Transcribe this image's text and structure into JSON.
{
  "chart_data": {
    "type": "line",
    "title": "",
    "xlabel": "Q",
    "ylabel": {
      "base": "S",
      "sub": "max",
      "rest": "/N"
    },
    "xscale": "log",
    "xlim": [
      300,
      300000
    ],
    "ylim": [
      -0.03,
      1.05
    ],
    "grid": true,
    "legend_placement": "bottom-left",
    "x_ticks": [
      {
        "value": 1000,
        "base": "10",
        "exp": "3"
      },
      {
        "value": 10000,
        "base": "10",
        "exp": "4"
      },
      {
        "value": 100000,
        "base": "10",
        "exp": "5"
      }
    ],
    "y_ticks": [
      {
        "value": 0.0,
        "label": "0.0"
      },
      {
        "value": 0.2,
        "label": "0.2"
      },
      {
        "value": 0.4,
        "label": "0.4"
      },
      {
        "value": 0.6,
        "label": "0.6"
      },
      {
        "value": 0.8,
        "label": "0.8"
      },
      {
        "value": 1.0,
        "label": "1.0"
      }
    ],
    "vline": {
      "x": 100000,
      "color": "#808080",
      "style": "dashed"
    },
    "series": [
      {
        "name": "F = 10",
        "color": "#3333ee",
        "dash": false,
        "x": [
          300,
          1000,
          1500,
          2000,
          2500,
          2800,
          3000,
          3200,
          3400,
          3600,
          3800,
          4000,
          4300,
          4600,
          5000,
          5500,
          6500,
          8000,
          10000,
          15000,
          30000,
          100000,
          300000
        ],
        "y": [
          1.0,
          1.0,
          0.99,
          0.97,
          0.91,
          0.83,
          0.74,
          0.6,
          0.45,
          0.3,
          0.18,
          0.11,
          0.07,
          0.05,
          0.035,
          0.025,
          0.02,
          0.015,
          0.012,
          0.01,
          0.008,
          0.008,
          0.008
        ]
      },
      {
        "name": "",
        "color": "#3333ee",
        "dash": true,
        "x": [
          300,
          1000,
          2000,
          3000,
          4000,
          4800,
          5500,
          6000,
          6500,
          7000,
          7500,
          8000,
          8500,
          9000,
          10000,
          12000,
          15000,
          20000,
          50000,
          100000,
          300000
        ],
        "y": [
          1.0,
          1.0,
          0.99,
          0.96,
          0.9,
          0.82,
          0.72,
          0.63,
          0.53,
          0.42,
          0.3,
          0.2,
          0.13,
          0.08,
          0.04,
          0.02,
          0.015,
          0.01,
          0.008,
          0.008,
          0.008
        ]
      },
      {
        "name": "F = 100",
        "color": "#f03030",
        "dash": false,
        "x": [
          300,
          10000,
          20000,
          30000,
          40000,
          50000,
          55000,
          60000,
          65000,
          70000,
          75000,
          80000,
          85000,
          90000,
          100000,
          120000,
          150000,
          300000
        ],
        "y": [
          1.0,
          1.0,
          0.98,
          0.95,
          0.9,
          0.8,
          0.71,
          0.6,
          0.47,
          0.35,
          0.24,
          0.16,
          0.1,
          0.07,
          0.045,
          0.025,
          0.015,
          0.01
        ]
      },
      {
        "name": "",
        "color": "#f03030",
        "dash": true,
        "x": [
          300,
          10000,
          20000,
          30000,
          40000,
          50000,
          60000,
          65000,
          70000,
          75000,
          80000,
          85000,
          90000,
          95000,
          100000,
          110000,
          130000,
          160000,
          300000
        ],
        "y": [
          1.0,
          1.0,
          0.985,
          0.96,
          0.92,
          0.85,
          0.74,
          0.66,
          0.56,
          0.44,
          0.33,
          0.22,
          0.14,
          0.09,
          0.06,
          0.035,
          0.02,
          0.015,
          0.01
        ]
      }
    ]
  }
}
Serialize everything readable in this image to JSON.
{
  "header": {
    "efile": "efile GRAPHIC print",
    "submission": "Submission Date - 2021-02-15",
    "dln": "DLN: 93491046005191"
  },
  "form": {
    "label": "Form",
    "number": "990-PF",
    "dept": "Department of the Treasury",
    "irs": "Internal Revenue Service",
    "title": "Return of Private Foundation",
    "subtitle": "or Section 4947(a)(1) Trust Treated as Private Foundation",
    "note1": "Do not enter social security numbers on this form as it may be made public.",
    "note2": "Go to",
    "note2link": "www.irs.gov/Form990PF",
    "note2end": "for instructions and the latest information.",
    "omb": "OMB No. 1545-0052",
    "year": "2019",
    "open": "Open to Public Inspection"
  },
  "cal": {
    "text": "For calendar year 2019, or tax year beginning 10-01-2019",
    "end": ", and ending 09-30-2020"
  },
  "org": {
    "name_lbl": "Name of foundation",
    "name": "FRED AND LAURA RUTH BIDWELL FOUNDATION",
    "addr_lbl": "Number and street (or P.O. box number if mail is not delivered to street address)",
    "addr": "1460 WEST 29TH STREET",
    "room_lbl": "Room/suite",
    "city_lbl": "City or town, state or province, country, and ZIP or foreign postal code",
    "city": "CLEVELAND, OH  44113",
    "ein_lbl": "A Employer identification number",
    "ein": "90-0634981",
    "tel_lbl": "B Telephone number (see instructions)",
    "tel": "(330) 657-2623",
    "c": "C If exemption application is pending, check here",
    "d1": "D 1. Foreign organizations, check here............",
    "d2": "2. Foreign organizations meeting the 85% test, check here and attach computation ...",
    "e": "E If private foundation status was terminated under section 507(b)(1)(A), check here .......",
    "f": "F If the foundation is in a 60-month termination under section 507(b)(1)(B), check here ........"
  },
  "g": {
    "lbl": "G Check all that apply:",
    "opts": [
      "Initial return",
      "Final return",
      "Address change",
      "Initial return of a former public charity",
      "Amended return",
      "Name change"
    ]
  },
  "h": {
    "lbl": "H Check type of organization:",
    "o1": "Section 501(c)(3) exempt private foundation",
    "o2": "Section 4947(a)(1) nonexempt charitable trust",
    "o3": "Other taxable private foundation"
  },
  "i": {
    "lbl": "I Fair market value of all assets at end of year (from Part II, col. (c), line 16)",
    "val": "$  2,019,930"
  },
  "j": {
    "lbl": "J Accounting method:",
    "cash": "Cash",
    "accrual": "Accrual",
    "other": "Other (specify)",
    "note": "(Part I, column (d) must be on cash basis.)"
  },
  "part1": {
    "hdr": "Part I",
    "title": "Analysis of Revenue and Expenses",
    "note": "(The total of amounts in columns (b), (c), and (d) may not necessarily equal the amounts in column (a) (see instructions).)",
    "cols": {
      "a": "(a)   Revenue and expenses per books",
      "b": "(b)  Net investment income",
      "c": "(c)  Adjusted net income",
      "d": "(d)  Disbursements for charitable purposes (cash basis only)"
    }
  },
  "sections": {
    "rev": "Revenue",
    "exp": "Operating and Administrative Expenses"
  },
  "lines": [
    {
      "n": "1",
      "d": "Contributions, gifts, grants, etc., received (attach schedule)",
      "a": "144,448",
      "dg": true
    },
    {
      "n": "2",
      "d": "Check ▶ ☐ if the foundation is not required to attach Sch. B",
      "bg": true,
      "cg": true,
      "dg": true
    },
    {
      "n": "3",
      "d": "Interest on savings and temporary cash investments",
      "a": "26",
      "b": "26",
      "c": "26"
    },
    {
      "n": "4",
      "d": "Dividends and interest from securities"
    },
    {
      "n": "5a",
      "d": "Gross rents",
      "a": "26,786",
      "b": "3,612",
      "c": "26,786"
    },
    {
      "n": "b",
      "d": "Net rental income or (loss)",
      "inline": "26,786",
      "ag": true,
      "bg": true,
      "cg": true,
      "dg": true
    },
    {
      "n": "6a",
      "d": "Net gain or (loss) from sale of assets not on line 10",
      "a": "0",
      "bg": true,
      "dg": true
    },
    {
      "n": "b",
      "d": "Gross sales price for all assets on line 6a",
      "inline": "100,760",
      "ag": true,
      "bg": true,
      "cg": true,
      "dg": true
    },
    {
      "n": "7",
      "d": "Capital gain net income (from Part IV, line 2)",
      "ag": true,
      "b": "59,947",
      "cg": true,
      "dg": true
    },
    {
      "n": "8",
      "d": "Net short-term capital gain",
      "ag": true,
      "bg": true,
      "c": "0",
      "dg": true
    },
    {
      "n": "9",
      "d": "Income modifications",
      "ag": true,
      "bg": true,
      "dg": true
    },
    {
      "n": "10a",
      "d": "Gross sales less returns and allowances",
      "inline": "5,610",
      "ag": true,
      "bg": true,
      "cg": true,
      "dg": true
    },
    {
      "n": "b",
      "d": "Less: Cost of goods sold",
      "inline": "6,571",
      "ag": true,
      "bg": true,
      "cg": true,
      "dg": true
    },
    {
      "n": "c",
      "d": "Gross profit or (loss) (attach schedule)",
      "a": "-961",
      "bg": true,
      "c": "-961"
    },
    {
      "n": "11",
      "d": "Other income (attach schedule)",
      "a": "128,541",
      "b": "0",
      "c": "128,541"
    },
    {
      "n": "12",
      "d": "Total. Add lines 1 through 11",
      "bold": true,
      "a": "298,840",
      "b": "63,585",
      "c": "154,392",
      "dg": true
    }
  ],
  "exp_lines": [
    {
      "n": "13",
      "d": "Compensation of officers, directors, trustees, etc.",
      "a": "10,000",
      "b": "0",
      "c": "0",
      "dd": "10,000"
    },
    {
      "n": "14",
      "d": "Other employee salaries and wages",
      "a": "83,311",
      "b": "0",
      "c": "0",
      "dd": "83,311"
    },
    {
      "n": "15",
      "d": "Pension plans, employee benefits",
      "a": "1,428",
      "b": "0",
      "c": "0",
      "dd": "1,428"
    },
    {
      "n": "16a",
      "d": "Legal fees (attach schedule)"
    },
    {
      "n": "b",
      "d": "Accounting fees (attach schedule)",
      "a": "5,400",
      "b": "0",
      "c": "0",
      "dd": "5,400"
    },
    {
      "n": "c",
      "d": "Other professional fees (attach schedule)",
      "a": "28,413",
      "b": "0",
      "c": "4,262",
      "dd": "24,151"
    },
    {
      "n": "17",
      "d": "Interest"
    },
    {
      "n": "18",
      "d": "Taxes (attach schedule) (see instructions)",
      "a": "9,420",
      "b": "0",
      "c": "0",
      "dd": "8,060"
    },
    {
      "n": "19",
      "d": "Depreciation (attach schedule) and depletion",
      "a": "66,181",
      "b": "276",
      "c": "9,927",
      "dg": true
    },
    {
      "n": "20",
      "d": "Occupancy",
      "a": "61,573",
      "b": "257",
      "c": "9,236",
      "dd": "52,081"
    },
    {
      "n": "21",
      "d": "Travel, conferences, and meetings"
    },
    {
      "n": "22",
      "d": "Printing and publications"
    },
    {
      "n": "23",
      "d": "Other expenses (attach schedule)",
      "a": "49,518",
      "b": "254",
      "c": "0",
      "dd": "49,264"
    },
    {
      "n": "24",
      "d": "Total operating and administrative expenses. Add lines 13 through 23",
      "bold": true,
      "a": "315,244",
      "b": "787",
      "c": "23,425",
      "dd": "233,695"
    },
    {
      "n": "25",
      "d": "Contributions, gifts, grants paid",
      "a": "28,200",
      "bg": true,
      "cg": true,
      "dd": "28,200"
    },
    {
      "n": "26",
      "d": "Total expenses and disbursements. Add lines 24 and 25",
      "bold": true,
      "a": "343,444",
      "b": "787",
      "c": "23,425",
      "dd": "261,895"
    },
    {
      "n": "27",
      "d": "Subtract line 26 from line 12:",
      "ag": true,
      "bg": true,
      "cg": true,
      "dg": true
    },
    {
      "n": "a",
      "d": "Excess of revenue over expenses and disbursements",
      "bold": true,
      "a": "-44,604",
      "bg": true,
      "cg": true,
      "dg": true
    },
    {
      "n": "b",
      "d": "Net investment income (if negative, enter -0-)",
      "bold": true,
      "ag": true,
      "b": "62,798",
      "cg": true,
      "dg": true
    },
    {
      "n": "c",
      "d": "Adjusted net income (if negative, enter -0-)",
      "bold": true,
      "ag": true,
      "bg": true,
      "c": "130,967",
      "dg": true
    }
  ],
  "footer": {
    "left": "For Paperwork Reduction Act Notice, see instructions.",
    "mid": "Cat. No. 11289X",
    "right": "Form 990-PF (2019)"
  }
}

PROBLEM STATEMENT: Look for "employee" and pull out every line that has it.

TASK RESULT:
      "d": "Other employee salaries and wages",
      "d": "Pension plans, employee benefits",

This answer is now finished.